◆ **Given request**
Collect all lines containing the word "度后与原来的图形重合" from the data.

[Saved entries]
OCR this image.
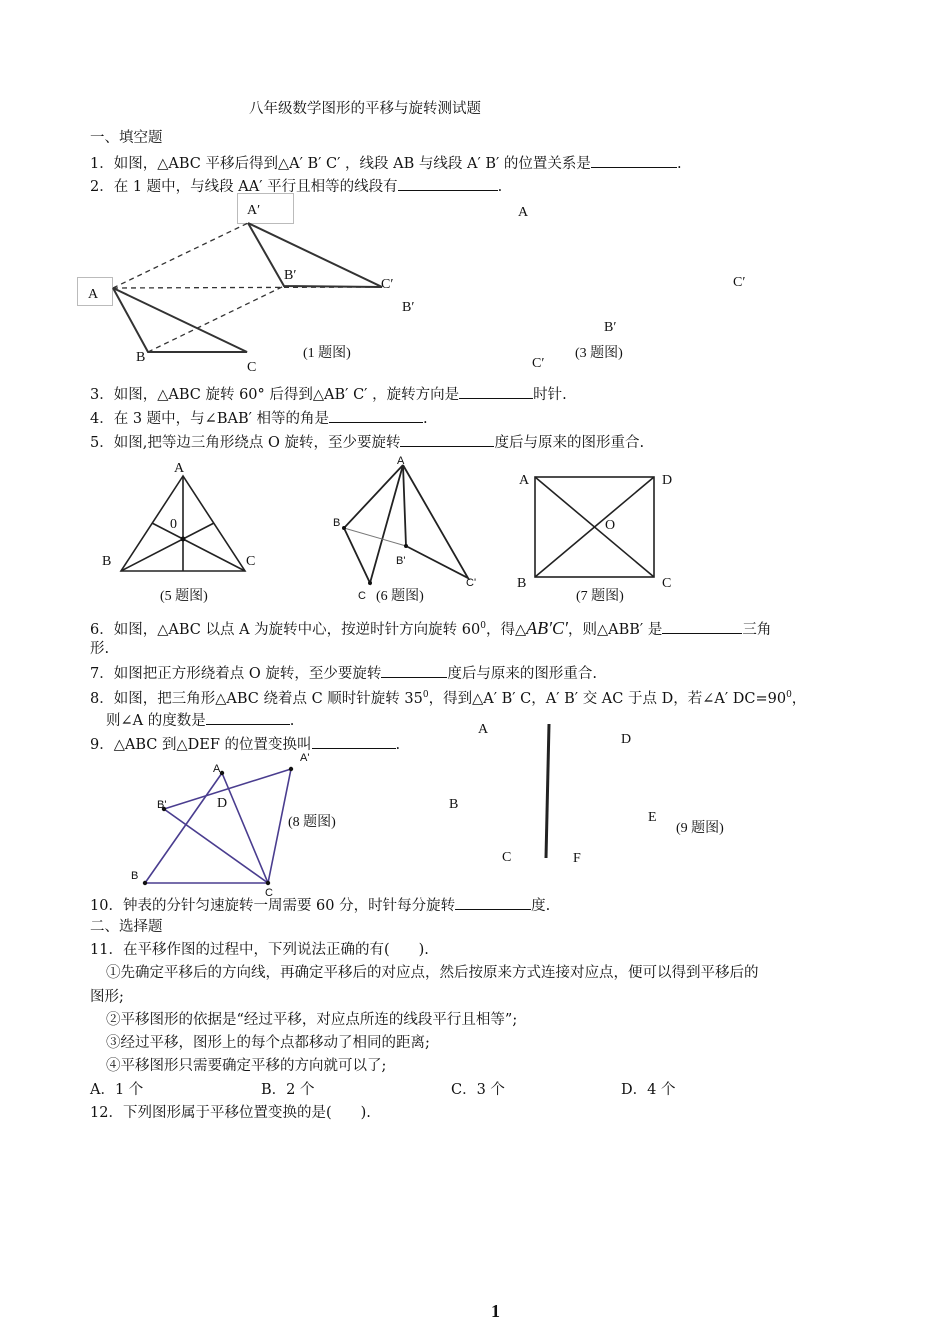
八年级数学图形的平移与旋转测试题
一、填空题
1．如图，△ABC 平移后得到△A′ B′ C′ ，线段 AB 与线段 A′ B′ 的位置关系是	.
2．在 1 题中，与线段 AA′ 平行且相等的线段有	.
A′
A
B′
C′
B
C
(1 题图)
A
C′
B′
B′
(3 题图)
C′
3．如图，△ABC 旋转 60° 后得到△AB′ C′ ，旋转方向是	时针.
4．在 3 题中，与∠BAB′ 相等的角是	.
5．如图,把等边三角形绕点 O 旋转，至少要旋转	度后与原来的图形重合.
A
0
B	C
(5 题图)
A
B
B'
C'
C (6 题图)
A	D
O
B	C
(7 题图)
6．如图，△ABC 以点 A 为旋转中心，按逆时针方向旋转 $60^0$，得△AB′C′，则△ABB′ 是	三角
形.
7．如图把正方形绕着点 O 旋转，至少要旋转	度后与原来的图形重合.
8．如图，把三角形△ABC 绕着点 C 顺时针旋转 $35^0$，得到△A′ B′ C，A′ B′ 交 AC 于点 D，若∠A′ $DC=90^0$，
则∠A 的度数是	.
9．△ABC 到△DEF 的位置变换叫	.
A
A'
B'	D
(8 题图)
B
C
A
D
B
E
(9 题图)
C	F
10．钟表的分针匀速旋转一周需要 60 分，时针每分旋转	度.
二、选择题
11．在平移作图的过程中，下列说法正确的有(　　).
①先确定平移后的方向线，再确定平移后的对应点，然后按原来方式连接对应点，便可以得到平移后的
图形;
②平移图形的依据是“经过平移，对应点所连的线段平行且相等”;
③经过平移，图形上的每个点都移动了相同的距离;
④平移图形只需要确定平移的方向就可以了;
A．1 个	B．2 个	C．3 个	D．4 个
12．下列图形属于平移位置变换的是(　　).
1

◆ **The reply**
5．如图,把等边三角形绕点 O 旋转，至少要旋转	度后与原来的图形重合.
7．如图把正方形绕着点 O 旋转，至少要旋转	度后与原来的图形重合.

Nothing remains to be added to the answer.